▶ TRECHO PARA LEITURA:
━━━━━━━━━━━━━━━━━━━━━━━━━━━━━━

É assim que eu digo? (Parte 1)

Mahesh Patel/Pixabay

É assim que eu digo? (Parte 1)

  • João Galvão Neto

Olavo Bilac, no soneto “Língua Portuguesa”, começa dizendo “Última flor do Lácio, inculta e bela”, se referindo ao idioma Português como a última língua derivada do Latim Vulgar falado no Lácio, uma região italiana. Inculta por ser baseada no latim falado pelo povo e não derivada do latim erudito, mas bela pelos motivos que todos nós seus falantes conhecemos. Língua bela em prosa, poesia e, principalmente, cantada.

Quando a ouvimos em poesia com aspectos regionais, com formas diferentes das eruditas aprendidas nas escolas, sua beleza se ressalta na forma pura da expressão do cidadão que a usa como comunicação do que vai no seu coração ou como ele vê sua sociedade, como, por exemplo, Patativa do Assaré [Antônio Gonçalves da Silva (1909-2002)], poeta e repentista brasileiro, um dos principais representantes da arte popular nordestina do século XX, nascido no município de Assaré, no sul do Ceará. Patativa não precisou das regras da gramática para ser grande.

A liberdade poética e artística usualmente não se estende aos meios de comunicação ou a quem necessita expor ideias de forma clara e precisa. A esses se faz necessária a palavra certa, bem escrita e bem falada, para evitar que se confunda a mensagem. Não é puritanismo linguístico, ainda que pareça ser. Hoje em dia, aqueles que usam a palavra certa, em escrita ou fala, é muitas vezes olhado com estranhamento por aqueles que nunca ouviram a forma correta. Arreglo soa estranho para quem está acostumado a falar arrego, estrambótico, também, para quem espera ouvir estrambólico. Às vezes, alguns repetem a forma errada para evitar uma situação constrangedora ou conflituosa em uma conversa entre amigos. A comunicação está ocorrendo, não se faz necessário interrompê-la. Vejamos algumas situações:

Silabadas ou Erros de Prosódia

A prosódia consiste na mudança do acento tônico da palavra, gerando um estranhamento ou até mesmo uma incompreensão da palavra que se falou. Se não sabemos qual é a sílaba forte da palavra, é comum com palavras que não levam acento gráfico, podemos cometer uma silabada. Há quem fale rúbrica em vez de rubrica, como deveria ser, ou púdico em vez de pudico. Vejam o exemplo seguinte com sugestão de pronúncia em parênteses. Sintam se a pronúncia sugerida soa natural:

Com o intuito (intu – ito) de que não haja nenhum curto-circuito (circu – ito) na comunicação, informamos que o evento muito (mu – ito) esperado será gratuito (gratu – ito). Logo, cheguem cedo para evitar algum problema fortuito (fortu – ito).

━━━━━━━━━━━━━━━━━━━━━━━━━━━━━━

(Entradas de regiões rotuladas)

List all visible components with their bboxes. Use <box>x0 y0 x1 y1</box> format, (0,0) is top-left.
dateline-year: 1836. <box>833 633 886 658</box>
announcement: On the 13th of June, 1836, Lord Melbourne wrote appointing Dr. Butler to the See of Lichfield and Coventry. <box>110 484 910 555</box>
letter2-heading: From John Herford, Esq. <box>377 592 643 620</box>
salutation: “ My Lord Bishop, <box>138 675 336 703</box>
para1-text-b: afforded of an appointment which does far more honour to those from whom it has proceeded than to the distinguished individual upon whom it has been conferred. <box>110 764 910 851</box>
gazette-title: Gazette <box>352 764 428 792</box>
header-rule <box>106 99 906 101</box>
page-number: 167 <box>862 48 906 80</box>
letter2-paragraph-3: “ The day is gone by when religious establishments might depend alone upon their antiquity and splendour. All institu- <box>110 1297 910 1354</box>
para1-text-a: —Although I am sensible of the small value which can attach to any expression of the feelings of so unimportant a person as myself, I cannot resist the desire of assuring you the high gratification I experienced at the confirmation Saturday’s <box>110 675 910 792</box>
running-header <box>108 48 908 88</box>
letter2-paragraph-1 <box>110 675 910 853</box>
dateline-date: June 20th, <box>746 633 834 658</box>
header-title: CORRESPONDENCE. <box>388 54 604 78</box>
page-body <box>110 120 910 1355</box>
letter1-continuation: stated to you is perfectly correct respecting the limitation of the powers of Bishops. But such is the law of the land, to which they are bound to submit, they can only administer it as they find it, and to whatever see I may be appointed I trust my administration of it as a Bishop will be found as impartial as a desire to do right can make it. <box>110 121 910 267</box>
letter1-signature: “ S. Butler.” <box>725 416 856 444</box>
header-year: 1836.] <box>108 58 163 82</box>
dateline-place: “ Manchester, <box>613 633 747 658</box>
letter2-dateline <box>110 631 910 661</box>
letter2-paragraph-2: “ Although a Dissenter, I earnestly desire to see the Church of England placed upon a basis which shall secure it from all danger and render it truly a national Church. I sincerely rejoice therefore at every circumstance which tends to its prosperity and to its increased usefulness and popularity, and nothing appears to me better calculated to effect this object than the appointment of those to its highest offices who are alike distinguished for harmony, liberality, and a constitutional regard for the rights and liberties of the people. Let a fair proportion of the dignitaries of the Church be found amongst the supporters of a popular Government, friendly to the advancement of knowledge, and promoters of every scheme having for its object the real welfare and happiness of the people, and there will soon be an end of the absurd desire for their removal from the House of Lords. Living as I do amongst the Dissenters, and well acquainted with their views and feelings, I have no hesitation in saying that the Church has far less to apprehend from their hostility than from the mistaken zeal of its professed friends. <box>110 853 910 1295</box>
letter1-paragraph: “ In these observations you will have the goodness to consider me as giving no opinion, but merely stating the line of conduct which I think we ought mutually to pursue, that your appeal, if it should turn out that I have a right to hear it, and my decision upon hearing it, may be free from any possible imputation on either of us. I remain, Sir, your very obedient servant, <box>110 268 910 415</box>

━━━━━━━━━━━━━━━━━━━━━━━━━━━━━━

▶ TAREFAS:
- a) As afirmações a seguir concordam com o trecho sobre a língua portuguesa? Responda sim ou não a cada uma e cite literalmente as palavras do trecho que decidem: (i) Patativa do Assaré nasceu no sul do Ceará; (ii) o Português deriva do latim erudito; (iii) a liberdade poética costuma se estender aos meios de comunicação.
- b) Reproduza sem alterações a parte do trecho sobre a língua portuguesa que começa em "A prosódia consiste" e termina em "(fortu – ito).".
- c) No exemplo do trecho sobre a língua portuguesa, quais palavras vêm seguidas de uma sugestão de pronúncia entre parênteses?
Os itens não fazem falta para resolver nada aqui.

▶ RESPOSTAS POR TAREFA:
- a)
(i) Sim: "nascido no município de Assaré, no sul do Ceará".
(ii) Não: "não derivada do latim erudito".
(iii) Não: "A liberdade poética e artística usualmente não se estende aos meios de comunicação".

- b)
A prosódia consiste na mudança do acento tônico da palavra, gerando um estranhamento ou até mesmo uma incompreensão da palavra que se falou. Se não sabemos qual é a sílaba forte da palavra, é comum com palavras que não levam acento gráfico, podemos cometer uma silabada. Há quem fale rúbrica em vez de rubrica, como deveria ser, ou púdico em vez de pudico. Vejam o exemplo seguinte com sugestão de pronúncia em parênteses. Sintam se a pronúncia sugerida soa natural:

Com o intuito (intu – ito) de que não haja nenhum curto-circuito (circu – ito) na comunicação, informamos que o evento muito (mu – ito) esperado será gratuito (gratu – ito). Logo, cheguem cedo para evitar algum problema fortuito (fortu – ito).

- c) intuito, curto-circuito, muito, gratuito, fortuito